• [EXERCISE REQUIREMENTS]: State how many lines of the listing below include the word "JSON". Give only the number.

• [THE DATA]:
--- BEGIN ---

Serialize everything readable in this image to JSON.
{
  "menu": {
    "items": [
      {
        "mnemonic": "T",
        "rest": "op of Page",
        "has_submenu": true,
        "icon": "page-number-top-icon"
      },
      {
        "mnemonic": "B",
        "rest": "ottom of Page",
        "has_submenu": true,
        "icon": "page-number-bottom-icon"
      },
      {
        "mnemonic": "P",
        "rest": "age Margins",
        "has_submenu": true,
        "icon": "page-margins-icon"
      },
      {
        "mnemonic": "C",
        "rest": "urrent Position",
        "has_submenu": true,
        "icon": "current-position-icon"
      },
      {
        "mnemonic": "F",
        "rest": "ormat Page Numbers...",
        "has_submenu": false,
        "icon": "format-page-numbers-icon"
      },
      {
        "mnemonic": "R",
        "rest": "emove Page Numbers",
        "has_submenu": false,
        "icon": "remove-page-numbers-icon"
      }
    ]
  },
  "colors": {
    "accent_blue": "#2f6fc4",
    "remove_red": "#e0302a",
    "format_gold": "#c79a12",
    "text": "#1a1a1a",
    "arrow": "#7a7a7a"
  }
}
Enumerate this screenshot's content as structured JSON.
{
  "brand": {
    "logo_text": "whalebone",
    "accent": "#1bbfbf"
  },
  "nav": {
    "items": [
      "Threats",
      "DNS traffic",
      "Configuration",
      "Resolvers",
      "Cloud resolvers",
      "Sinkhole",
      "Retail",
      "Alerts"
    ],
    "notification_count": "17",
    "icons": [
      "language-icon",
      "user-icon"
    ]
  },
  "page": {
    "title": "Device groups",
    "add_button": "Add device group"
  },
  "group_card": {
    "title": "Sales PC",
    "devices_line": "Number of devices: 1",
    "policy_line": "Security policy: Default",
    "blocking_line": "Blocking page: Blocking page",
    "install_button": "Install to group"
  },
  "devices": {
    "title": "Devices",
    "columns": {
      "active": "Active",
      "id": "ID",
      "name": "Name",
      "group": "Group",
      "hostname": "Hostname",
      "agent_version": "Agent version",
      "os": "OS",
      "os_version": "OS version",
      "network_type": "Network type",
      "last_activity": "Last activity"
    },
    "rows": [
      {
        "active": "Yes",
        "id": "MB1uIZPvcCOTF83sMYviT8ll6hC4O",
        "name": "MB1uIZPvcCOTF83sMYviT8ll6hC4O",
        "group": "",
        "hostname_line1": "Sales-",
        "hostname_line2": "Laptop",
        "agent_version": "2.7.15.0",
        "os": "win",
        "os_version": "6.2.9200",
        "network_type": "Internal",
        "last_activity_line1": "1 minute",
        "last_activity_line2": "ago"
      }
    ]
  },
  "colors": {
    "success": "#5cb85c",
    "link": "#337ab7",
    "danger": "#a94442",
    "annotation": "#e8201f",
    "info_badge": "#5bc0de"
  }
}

--- END ---

• [RESULT OF THE EXERCISE]: 2